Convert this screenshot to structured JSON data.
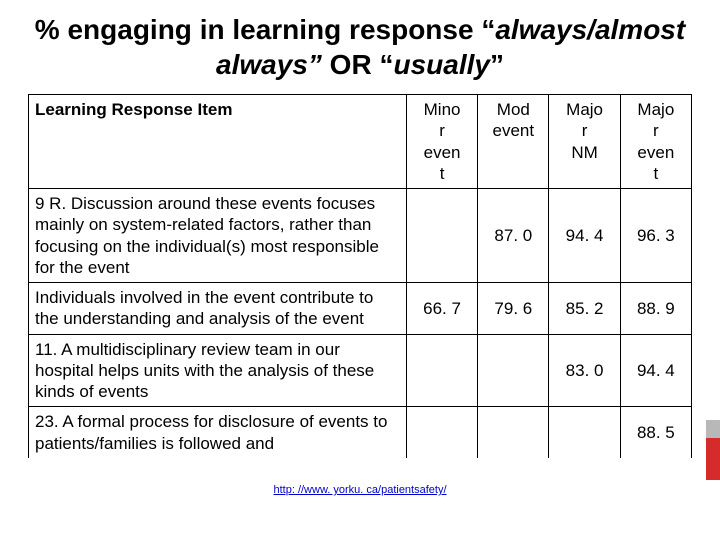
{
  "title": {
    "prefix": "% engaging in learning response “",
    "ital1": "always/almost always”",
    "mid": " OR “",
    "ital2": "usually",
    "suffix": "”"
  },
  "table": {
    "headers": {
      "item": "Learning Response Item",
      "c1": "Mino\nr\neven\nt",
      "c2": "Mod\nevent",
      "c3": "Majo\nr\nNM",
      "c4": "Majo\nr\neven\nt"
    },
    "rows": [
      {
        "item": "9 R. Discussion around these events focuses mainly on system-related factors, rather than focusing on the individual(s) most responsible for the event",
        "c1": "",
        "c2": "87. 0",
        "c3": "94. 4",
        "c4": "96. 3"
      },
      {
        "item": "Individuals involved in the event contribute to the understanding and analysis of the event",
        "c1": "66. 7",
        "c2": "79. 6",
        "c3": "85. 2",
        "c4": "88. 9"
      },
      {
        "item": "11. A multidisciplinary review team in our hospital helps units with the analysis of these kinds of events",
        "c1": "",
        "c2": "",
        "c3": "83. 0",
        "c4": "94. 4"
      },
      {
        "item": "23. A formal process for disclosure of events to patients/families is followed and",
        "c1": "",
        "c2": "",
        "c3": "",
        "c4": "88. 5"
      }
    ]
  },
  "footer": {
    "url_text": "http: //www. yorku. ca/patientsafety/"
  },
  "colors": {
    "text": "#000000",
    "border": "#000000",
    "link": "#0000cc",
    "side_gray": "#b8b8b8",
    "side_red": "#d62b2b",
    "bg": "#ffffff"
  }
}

=-=-=-=-=

= Problem =
Would you return the data above exactly as written, minus the images?

= Response area =
Convert this screenshot to structured JSON data.
{
  "title": {
    "prefix": "% engaging in learning response “",
    "ital1": "always/almost always”",
    "mid": " OR “",
    "ital2": "usually",
    "suffix": "”"
  },
  "table": {
    "headers": {
      "item": "Learning Response Item",
      "c1": "Mino\nr\neven\nt",
      "c2": "Mod\nevent",
      "c3": "Majo\nr\nNM",
      "c4": "Majo\nr\neven\nt"
    },
    "rows": [
      {
        "item": "9 R. Discussion around these events focuses mainly on system-related factors, rather than focusing on the individual(s) most responsible for the event",
        "c1": "",
        "c2": "87. 0",
        "c3": "94. 4",
        "c4": "96. 3"
      },
      {
        "item": "Individuals involved in the event contribute to the understanding and analysis of the event",
        "c1": "66. 7",
        "c2": "79. 6",
        "c3": "85. 2",
        "c4": "88. 9"
      },
      {
        "item": "11. A multidisciplinary review team in our hospital helps units with the analysis of these kinds of events",
        "c1": "",
        "c2": "",
        "c3": "83. 0",
        "c4": "94. 4"
      },
      {
        "item": "23. A formal process for disclosure of events to patients/families is followed and",
        "c1": "",
        "c2": "",
        "c3": "",
        "c4": "88. 5"
      }
    ]
  },
  "footer": {
    "url_text": "http: //www. yorku. ca/patientsafety/"
  },
  "colors": {
    "text": "#000000",
    "border": "#000000",
    "link": "#0000cc",
    "side_gray": "#b8b8b8",
    "side_red": "#d62b2b",
    "bg": "#ffffff"
  }
}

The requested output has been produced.